What to do
Give the entries again, word for word.

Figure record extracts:
━━━━━━━━

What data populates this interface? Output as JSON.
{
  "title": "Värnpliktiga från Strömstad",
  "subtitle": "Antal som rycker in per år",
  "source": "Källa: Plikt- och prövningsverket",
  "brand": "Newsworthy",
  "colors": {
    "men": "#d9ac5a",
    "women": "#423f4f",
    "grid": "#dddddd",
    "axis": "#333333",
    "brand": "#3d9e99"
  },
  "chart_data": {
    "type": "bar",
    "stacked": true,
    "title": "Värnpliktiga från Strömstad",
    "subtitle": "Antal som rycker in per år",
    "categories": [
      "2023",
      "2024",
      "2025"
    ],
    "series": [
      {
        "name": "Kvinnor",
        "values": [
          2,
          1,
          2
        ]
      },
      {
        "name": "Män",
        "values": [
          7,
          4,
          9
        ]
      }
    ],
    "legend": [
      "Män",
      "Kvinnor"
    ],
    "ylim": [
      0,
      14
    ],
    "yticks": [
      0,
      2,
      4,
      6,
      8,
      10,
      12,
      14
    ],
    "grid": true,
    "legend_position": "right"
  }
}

━━━━━━━━

Result of this task
What data populates this interface? Output as JSON.
{
  "title": "Värnpliktiga från Strömstad",
  "subtitle": "Antal som rycker in per år",
  "source": "Källa: Plikt- och prövningsverket",
  "brand": "Newsworthy",
  "colors": {
    "men": "#d9ac5a",
    "women": "#423f4f",
    "grid": "#dddddd",
    "axis": "#333333",
    "brand": "#3d9e99"
  },
  "chart_data": {
    "type": "bar",
    "stacked": true,
    "title": "Värnpliktiga från Strömstad",
    "subtitle": "Antal som rycker in per år",
    "categories": [
      "2023",
      "2024",
      "2025"
    ],
    "series": [
      {
        "name": "Kvinnor",
        "values": [
          2,
          1,
          2
        ]
      },
      {
        "name": "Män",
        "values": [
          7,
          4,
          9
        ]
      }
    ],
    "legend": [
      "Män",
      "Kvinnor"
    ],
    "ylim": [
      0,
      14
    ],
    "yticks": [
      0,
      2,
      4,
      6,
      8,
      10,
      12,
      14
    ],
    "grid": true,
    "legend_position": "right"
  }
}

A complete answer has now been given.